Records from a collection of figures
--- --- ---

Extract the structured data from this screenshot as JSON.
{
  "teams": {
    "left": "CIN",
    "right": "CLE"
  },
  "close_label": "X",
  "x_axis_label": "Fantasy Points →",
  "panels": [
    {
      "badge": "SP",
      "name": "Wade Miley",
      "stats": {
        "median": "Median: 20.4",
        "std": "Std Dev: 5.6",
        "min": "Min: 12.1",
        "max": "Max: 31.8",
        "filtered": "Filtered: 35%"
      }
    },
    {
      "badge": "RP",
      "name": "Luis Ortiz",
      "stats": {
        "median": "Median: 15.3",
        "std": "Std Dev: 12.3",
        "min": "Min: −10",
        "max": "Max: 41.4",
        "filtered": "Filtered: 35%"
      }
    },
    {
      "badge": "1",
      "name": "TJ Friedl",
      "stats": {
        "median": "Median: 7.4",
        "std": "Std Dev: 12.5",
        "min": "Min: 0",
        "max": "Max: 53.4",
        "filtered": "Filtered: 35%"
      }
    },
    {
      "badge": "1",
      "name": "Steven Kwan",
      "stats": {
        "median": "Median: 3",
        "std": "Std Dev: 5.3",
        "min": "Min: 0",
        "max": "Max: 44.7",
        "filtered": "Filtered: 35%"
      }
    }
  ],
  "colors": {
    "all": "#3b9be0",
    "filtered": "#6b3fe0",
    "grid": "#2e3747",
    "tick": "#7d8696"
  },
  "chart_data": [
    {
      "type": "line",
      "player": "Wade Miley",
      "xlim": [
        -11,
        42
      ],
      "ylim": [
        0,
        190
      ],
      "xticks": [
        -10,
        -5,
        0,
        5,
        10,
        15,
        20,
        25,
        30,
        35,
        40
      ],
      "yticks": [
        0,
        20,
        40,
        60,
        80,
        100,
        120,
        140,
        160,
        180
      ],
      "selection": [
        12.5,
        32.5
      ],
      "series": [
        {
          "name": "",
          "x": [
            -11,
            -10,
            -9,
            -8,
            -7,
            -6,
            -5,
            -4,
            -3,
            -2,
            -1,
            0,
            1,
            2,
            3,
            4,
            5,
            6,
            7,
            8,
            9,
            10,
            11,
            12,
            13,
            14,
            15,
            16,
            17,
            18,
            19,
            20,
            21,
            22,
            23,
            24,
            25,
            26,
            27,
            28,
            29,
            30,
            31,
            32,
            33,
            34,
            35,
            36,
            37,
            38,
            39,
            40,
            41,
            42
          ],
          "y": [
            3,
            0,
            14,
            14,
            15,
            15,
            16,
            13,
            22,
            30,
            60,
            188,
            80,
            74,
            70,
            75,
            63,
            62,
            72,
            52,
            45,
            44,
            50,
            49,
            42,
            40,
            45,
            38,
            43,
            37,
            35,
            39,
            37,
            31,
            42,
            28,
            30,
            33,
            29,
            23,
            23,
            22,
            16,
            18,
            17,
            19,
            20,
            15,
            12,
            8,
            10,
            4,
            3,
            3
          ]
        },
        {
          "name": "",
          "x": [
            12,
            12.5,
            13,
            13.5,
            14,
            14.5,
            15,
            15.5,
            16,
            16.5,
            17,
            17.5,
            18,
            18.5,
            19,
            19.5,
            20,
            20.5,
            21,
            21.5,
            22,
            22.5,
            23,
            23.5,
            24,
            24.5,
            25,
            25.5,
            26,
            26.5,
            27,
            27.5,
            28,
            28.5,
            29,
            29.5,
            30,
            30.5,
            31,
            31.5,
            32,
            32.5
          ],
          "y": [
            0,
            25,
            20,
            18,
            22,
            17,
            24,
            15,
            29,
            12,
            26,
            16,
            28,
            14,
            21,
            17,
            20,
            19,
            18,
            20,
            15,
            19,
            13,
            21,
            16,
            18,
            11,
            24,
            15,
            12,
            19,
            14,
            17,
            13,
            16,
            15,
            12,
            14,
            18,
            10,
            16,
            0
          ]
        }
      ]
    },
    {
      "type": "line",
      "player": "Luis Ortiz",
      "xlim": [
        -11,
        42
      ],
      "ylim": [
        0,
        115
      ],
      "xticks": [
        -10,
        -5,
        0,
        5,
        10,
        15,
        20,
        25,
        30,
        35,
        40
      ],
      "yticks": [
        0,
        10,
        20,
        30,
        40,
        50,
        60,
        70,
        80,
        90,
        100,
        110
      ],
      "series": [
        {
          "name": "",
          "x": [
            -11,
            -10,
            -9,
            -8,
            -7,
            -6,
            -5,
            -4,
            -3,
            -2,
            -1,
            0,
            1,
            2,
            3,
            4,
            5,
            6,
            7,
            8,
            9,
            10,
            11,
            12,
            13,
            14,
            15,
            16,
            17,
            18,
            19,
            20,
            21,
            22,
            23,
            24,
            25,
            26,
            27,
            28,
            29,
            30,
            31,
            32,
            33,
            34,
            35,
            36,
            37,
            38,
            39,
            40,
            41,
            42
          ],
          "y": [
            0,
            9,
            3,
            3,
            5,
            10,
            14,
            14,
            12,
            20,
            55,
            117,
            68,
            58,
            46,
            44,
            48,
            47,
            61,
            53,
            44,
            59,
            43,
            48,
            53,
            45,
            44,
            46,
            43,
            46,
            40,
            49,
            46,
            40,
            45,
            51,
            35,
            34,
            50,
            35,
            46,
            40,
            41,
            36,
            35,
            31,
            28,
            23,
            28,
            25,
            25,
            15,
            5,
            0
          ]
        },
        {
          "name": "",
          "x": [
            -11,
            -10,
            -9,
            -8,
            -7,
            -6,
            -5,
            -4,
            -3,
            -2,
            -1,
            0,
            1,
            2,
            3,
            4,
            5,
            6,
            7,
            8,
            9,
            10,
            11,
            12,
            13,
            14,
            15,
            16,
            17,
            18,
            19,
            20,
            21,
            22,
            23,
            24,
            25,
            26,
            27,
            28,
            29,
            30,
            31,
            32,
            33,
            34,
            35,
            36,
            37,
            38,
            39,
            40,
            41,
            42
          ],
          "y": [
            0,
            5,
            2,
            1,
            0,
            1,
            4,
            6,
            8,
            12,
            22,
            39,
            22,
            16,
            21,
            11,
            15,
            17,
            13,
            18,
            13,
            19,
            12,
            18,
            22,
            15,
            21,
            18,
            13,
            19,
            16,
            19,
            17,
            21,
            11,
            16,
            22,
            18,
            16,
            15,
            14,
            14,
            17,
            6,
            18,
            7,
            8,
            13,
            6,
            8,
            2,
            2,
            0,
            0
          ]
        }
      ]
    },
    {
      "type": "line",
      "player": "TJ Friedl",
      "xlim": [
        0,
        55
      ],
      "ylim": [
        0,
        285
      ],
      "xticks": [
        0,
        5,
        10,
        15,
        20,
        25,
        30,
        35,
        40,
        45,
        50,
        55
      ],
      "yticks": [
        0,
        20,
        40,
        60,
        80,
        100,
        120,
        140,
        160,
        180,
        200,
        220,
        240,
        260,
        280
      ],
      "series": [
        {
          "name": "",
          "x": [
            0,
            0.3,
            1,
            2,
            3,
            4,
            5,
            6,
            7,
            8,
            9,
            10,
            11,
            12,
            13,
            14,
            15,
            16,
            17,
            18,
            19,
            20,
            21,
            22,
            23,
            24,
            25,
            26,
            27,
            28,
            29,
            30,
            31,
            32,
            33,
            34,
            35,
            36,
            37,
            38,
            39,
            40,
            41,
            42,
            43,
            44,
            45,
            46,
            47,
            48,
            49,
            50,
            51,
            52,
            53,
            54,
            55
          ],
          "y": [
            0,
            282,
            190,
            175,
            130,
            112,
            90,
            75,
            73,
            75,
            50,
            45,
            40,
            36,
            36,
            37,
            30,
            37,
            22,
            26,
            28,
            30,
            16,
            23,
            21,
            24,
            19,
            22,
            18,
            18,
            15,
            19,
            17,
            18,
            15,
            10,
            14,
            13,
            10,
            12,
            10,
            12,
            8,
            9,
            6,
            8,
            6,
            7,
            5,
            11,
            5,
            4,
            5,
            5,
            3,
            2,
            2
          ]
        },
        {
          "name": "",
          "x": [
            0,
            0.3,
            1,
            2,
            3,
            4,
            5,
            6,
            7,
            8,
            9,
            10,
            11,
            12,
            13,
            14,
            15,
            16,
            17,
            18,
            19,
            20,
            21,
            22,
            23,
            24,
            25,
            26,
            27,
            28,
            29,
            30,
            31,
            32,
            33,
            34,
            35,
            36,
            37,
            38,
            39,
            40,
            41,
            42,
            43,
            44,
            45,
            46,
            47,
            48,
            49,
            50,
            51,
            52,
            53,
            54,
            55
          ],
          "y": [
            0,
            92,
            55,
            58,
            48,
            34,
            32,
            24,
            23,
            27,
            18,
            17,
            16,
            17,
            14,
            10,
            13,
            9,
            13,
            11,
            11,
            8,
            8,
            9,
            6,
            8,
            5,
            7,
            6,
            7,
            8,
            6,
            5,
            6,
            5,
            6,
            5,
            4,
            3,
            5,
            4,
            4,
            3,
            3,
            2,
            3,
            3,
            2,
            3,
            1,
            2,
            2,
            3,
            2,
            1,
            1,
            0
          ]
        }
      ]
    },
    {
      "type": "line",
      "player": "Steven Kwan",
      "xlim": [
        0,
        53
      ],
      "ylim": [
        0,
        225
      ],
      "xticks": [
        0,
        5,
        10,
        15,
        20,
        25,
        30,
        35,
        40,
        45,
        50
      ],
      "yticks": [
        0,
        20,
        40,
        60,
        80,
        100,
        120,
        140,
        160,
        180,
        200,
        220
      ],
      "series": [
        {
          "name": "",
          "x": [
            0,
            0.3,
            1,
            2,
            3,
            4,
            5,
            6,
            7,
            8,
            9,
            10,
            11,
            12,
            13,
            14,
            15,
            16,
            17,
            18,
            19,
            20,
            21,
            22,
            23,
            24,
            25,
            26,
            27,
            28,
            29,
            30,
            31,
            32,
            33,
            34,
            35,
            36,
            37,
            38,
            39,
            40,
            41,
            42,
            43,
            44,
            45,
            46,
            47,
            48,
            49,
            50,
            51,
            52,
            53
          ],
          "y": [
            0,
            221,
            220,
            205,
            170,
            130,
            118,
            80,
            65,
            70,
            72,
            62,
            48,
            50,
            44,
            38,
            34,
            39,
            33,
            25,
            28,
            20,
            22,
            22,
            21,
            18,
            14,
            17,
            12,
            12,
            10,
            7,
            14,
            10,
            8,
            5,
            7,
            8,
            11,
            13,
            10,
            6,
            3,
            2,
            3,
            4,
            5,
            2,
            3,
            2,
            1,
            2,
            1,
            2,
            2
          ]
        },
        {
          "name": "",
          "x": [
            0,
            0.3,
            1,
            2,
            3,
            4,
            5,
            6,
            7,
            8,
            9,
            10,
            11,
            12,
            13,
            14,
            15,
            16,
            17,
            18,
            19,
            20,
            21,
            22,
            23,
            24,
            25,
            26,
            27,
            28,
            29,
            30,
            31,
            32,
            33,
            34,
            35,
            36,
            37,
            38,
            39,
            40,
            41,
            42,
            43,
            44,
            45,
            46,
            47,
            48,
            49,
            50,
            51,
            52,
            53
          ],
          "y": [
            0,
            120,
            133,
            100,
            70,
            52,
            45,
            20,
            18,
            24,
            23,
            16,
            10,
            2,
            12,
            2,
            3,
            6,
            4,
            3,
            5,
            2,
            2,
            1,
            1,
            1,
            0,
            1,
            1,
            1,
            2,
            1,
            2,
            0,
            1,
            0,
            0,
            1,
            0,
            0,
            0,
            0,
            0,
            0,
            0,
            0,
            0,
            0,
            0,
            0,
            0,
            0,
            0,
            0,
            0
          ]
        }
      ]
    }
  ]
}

--- --- ---

:: Given instruction ::
Search the data for "Kwan" and list every line in which it occurs.

:: Answer to this task ::
      "name": "Steven Kwan",
      "player": "Steven Kwan",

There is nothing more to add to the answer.